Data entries

● ● ● ●

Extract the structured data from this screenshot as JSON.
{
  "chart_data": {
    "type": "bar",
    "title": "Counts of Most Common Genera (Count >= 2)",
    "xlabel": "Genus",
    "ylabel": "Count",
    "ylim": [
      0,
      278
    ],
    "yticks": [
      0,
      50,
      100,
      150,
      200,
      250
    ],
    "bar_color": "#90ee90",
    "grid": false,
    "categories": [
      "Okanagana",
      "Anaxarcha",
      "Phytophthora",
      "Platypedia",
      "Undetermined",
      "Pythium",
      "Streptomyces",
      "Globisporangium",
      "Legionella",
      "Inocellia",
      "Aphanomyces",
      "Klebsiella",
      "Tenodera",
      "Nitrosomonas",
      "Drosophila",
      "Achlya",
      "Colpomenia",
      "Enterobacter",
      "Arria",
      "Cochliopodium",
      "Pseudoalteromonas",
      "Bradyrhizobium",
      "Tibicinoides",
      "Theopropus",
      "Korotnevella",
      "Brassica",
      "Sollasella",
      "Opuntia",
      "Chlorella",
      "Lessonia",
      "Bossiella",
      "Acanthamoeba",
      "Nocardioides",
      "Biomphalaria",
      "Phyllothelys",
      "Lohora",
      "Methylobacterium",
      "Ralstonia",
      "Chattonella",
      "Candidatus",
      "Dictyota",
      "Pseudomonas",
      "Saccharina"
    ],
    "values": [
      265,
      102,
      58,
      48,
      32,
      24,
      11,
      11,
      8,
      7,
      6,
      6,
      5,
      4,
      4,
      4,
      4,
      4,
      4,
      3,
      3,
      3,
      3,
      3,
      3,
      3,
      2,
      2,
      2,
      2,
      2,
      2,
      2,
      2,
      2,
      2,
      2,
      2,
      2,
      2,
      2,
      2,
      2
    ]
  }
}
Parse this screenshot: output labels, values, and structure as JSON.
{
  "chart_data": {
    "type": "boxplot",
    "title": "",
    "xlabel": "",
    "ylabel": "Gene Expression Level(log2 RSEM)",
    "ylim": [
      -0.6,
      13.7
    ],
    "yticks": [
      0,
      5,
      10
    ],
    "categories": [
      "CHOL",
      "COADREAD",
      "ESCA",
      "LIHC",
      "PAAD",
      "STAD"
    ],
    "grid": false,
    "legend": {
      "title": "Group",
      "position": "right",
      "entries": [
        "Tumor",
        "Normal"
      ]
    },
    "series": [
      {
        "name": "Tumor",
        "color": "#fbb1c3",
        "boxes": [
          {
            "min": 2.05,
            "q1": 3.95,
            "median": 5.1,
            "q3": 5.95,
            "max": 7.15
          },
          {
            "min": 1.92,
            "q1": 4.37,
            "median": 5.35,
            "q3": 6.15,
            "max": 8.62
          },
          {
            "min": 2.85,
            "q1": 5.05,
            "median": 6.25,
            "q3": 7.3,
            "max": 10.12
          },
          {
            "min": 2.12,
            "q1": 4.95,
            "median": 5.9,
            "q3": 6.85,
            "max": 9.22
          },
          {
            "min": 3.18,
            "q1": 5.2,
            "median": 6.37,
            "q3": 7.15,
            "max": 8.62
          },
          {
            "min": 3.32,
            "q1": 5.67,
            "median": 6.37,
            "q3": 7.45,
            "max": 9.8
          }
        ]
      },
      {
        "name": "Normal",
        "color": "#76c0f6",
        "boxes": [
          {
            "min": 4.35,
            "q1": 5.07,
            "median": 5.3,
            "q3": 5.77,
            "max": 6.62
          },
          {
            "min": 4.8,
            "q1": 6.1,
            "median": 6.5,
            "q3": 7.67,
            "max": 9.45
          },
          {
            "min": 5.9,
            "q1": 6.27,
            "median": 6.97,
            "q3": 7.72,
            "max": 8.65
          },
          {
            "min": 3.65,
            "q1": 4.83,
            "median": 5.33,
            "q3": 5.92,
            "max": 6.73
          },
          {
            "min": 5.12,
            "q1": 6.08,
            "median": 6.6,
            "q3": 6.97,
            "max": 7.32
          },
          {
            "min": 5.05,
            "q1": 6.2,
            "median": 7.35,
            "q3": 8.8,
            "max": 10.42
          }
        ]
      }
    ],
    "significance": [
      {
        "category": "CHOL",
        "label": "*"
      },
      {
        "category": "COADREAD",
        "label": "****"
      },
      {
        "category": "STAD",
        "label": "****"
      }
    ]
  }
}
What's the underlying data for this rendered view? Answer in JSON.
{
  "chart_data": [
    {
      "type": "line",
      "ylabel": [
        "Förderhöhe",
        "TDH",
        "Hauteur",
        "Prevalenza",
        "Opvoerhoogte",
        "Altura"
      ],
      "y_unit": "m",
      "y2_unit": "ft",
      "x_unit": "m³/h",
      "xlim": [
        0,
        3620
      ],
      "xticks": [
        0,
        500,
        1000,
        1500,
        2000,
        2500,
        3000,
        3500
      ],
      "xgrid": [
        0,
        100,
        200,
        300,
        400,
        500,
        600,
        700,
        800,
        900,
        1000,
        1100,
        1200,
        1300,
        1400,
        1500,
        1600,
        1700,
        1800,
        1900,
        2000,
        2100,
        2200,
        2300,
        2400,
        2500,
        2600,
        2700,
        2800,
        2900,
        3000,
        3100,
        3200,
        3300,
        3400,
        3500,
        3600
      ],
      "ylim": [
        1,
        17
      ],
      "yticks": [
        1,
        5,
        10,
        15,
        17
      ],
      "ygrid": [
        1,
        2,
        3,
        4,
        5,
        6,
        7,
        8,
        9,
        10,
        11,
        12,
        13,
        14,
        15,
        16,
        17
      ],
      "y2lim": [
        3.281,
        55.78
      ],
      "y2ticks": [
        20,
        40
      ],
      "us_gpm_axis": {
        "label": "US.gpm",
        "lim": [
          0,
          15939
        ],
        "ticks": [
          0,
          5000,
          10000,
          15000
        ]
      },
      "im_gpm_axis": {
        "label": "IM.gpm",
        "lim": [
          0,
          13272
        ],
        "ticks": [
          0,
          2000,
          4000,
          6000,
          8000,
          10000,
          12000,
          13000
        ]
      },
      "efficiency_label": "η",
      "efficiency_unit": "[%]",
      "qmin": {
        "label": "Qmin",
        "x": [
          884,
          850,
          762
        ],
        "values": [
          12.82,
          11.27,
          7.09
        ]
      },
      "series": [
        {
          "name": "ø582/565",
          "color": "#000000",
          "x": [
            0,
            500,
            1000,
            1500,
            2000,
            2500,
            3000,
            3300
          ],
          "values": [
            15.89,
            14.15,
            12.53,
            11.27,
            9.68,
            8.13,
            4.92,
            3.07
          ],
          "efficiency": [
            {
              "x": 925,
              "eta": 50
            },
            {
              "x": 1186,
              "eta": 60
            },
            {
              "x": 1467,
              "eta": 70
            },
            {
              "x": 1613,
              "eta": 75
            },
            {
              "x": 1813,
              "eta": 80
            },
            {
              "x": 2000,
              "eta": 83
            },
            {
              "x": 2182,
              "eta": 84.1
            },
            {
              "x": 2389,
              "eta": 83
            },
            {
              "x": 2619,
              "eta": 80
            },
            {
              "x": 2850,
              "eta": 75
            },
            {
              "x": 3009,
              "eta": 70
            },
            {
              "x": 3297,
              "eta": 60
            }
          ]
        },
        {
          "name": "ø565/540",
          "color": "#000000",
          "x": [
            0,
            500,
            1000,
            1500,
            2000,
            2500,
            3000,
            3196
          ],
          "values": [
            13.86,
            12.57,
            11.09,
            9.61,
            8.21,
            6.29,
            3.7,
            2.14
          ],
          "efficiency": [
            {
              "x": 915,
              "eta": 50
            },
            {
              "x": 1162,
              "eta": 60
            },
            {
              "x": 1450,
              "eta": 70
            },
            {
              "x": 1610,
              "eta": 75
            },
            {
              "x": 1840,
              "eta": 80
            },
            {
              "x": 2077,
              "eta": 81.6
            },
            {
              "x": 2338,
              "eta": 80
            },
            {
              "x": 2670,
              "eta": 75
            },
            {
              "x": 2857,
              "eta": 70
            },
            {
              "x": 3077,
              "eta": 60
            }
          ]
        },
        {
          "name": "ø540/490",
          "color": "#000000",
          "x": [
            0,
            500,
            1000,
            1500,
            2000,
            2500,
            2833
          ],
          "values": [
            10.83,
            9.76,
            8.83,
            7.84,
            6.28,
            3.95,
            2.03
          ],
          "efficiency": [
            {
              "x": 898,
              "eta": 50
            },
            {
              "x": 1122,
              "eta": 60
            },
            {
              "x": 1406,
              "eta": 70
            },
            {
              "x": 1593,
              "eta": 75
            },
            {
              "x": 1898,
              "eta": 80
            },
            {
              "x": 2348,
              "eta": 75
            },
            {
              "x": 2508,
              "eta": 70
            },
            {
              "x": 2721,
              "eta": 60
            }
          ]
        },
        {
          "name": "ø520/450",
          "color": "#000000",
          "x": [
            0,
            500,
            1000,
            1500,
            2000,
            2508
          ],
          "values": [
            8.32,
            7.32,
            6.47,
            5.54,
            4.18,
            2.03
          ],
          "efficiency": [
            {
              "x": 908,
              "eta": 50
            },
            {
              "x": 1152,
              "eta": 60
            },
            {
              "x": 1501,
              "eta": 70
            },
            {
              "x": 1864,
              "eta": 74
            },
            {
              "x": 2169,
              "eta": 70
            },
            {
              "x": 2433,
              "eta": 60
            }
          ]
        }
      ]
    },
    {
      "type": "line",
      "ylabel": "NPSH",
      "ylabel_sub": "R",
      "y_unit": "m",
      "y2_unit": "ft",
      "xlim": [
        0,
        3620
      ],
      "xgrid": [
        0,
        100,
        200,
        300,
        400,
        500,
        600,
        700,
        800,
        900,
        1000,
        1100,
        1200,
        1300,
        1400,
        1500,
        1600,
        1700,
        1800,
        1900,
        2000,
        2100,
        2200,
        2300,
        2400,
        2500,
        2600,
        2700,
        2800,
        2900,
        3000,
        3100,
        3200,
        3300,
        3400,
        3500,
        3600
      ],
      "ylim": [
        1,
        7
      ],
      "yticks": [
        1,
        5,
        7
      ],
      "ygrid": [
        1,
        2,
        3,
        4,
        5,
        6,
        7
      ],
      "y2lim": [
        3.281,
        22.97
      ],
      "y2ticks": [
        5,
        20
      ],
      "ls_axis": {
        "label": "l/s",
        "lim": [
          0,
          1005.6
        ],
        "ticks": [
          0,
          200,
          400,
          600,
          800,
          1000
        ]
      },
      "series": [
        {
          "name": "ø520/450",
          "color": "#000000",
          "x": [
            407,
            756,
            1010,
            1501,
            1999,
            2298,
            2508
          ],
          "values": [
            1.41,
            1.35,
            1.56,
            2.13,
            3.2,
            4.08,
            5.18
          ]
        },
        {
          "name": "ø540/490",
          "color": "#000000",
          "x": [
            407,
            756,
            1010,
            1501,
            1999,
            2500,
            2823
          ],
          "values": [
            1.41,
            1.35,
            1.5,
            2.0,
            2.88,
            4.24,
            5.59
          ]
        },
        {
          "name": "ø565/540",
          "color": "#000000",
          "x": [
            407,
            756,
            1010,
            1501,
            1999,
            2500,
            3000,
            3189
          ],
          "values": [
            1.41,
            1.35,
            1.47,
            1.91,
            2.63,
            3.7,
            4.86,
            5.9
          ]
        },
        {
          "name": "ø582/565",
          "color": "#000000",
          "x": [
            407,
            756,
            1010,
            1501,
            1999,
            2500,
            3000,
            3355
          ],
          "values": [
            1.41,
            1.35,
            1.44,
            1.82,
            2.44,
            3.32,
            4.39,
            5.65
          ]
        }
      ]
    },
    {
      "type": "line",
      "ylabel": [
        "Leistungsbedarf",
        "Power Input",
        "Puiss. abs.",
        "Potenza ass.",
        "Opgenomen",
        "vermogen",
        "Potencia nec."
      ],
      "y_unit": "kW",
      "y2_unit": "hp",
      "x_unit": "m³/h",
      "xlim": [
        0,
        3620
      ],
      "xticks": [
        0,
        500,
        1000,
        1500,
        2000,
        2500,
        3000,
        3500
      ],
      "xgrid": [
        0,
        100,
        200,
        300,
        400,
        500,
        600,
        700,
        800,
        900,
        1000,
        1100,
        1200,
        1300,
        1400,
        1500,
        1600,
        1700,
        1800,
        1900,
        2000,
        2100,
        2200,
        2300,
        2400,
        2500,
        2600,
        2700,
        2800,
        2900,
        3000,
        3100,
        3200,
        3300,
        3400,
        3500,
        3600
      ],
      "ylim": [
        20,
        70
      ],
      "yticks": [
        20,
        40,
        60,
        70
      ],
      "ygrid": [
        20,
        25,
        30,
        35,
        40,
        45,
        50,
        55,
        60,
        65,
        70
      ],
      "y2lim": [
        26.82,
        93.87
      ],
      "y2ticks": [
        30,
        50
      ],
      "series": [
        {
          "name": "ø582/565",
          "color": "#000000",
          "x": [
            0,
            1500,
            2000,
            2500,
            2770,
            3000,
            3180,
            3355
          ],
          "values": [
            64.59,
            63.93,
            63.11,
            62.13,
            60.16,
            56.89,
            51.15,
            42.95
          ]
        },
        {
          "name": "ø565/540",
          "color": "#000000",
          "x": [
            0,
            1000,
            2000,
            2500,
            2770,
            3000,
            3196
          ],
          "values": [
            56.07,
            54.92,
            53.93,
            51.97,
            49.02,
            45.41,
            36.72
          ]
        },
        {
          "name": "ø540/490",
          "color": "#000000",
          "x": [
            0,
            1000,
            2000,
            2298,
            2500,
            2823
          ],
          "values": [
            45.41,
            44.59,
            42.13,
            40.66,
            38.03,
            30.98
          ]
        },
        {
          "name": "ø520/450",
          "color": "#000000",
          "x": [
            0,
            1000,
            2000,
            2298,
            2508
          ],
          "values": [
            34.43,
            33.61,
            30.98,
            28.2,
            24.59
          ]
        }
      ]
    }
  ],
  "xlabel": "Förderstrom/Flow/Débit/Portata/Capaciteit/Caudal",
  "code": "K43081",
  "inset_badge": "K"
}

● ● ● ●

ASSIGNED TASK
Copy every line above that includes the string "screenshot".

COMPLETED EXERCISE
Extract the structured data from this screenshot as JSON.
Parse this screenshot: output labels, values, and structure as JSON.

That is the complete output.